-------- Provided entries --------
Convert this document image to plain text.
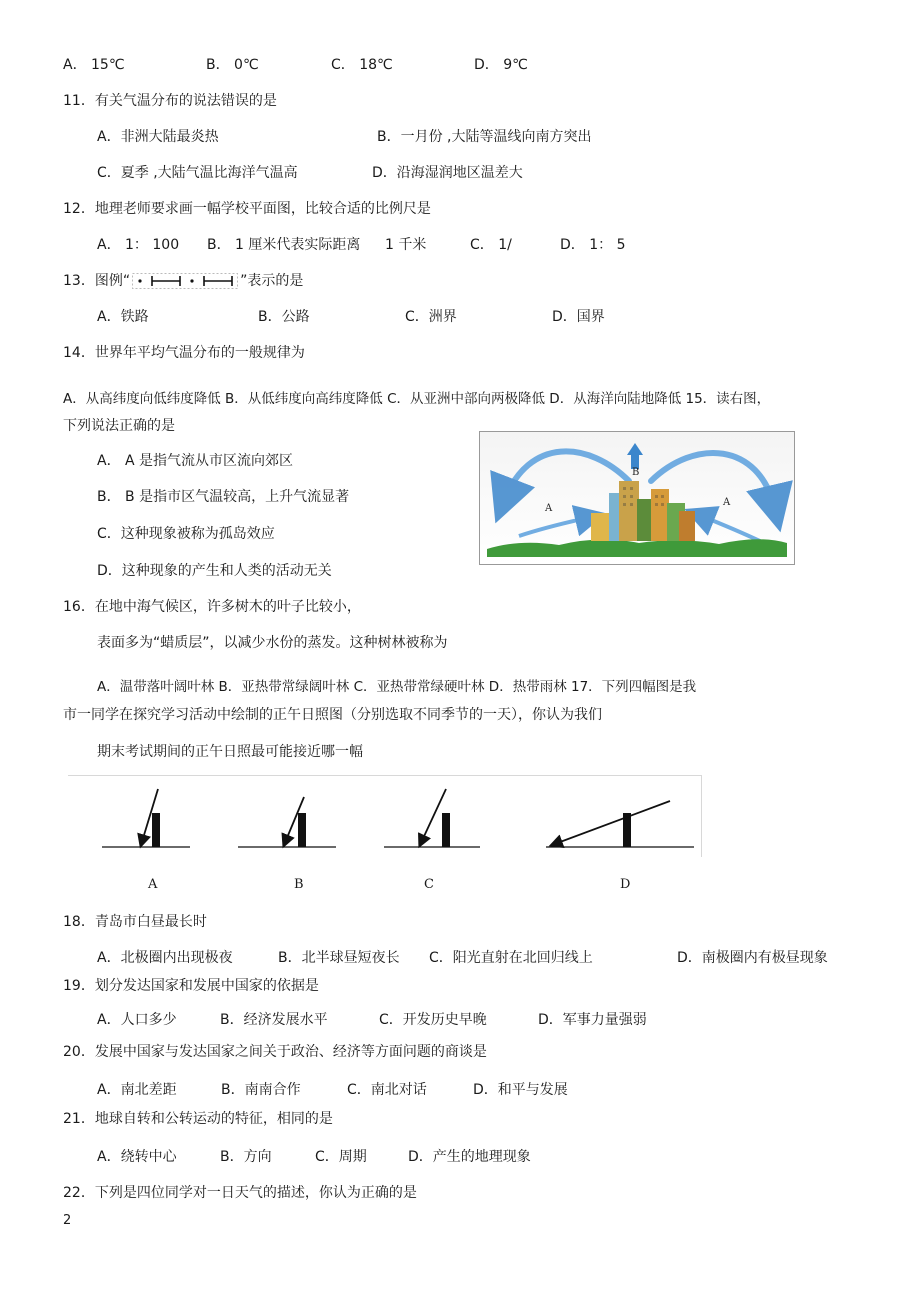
A． 15℃	B． 0℃	C． 18℃	D． 9℃
11．有关气温分布的说法错误的是
A．非洲大陆最炎热	B．一月份 ,大陆等温线向南方突出
C．夏季 ,大陆气温比海洋气温高	D．沿海湿润地区温差大
12．地理老师要求画一幅学校平面图，比较合适的比例尺是
A． 1： 100 B． 1 厘米代表实际距离 1 千米	C． 1/	D． 1： 5
13．图例“	”表示的是
A．铁路	B．公路	C．洲界	D．国界
14．世界年平均气温分布的一般规律为
A．从高纬度向低纬度降低 B．从低纬度向高纬度降低 C．从亚洲中部向两极降低 D．从海洋向陆地降低 15．读右图，
下列说法正确的是
A． A 是指气流从市区流向郊区
B． B 是指市区气温较高，上升气流显著
C．这种现象被称为孤岛效应
D．这种现象的产生和人类的活动无关
A
B
A
16．在地中海气候区，许多树木的叶子比较小，
表面多为“蜡质层”，以减少水份的蒸发。这种树林被称为
A．温带落叶阔叶林 B．亚热带常绿阔叶林 C．亚热带常绿硬叶林 D．热带雨林 17．下列四幅图是我
市一同学在探究学习活动中绘制的正午日照图（分别选取不同季节的一天），你认为我们
期末考试期间的正午日照最可能接近哪一幅
A	B	C	D
18．青岛市白昼最长时
A．北极圈内出现极夜	B．北半球昼短夜长 C．阳光直射在北回归线上	D．南极圈内有极昼现象
19．划分发达国家和发展中国家的依据是
A．人口多少	B．经济发展水平	C．开发历史早晚	D．军事力量强弱
20．发展中国家与发达国家之间关于政治、经济等方面问题的商谈是
A．南北差距	B．南南合作	C．南北对话	D．和平与发展
21．地球自转和公转运动的特征，相同的是
A．绕转中心	B．方向	C．周期	D．产生的地理现象
22．下列是四位同学对一日天气的描述，你认为正确的是
2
--------
= Problem description =
Pictures in the records above are not copied; print everything else exactly.

= Response =
Convert this document image to plain text.
A． 15℃	B． 0℃	C． 18℃	D． 9℃
11．有关气温分布的说法错误的是
A．非洲大陆最炎热	B．一月份 ,大陆等温线向南方突出
C．夏季 ,大陆气温比海洋气温高	D．沿海湿润地区温差大
12．地理老师要求画一幅学校平面图，比较合适的比例尺是
A． 1： 100 B． 1 厘米代表实际距离 1 千米	C． 1/	D． 1： 5
13．图例“	”表示的是
A．铁路	B．公路	C．洲界	D．国界
14．世界年平均气温分布的一般规律为
A．从高纬度向低纬度降低 B．从低纬度向高纬度降低 C．从亚洲中部向两极降低 D．从海洋向陆地降低 15．读右图，
下列说法正确的是
A． A 是指气流从市区流向郊区
B． B 是指市区气温较高，上升气流显著
C．这种现象被称为孤岛效应
D．这种现象的产生和人类的活动无关
A
B
A
16．在地中海气候区，许多树木的叶子比较小，
表面多为“蜡质层”，以减少水份的蒸发。这种树林被称为
A．温带落叶阔叶林 B．亚热带常绿阔叶林 C．亚热带常绿硬叶林 D．热带雨林 17．下列四幅图是我
市一同学在探究学习活动中绘制的正午日照图（分别选取不同季节的一天），你认为我们
期末考试期间的正午日照最可能接近哪一幅
A	B	C	D
18．青岛市白昼最长时
A．北极圈内出现极夜	B．北半球昼短夜长 C．阳光直射在北回归线上	D．南极圈内有极昼现象
19．划分发达国家和发展中国家的依据是
A．人口多少	B．经济发展水平	C．开发历史早晚	D．军事力量强弱
20．发展中国家与发达国家之间关于政治、经济等方面问题的商谈是
A．南北差距	B．南南合作	C．南北对话	D．和平与发展
21．地球自转和公转运动的特征，相同的是
A．绕转中心	B．方向	C．周期	D．产生的地理现象
22．下列是四位同学对一日天气的描述，你认为正确的是
2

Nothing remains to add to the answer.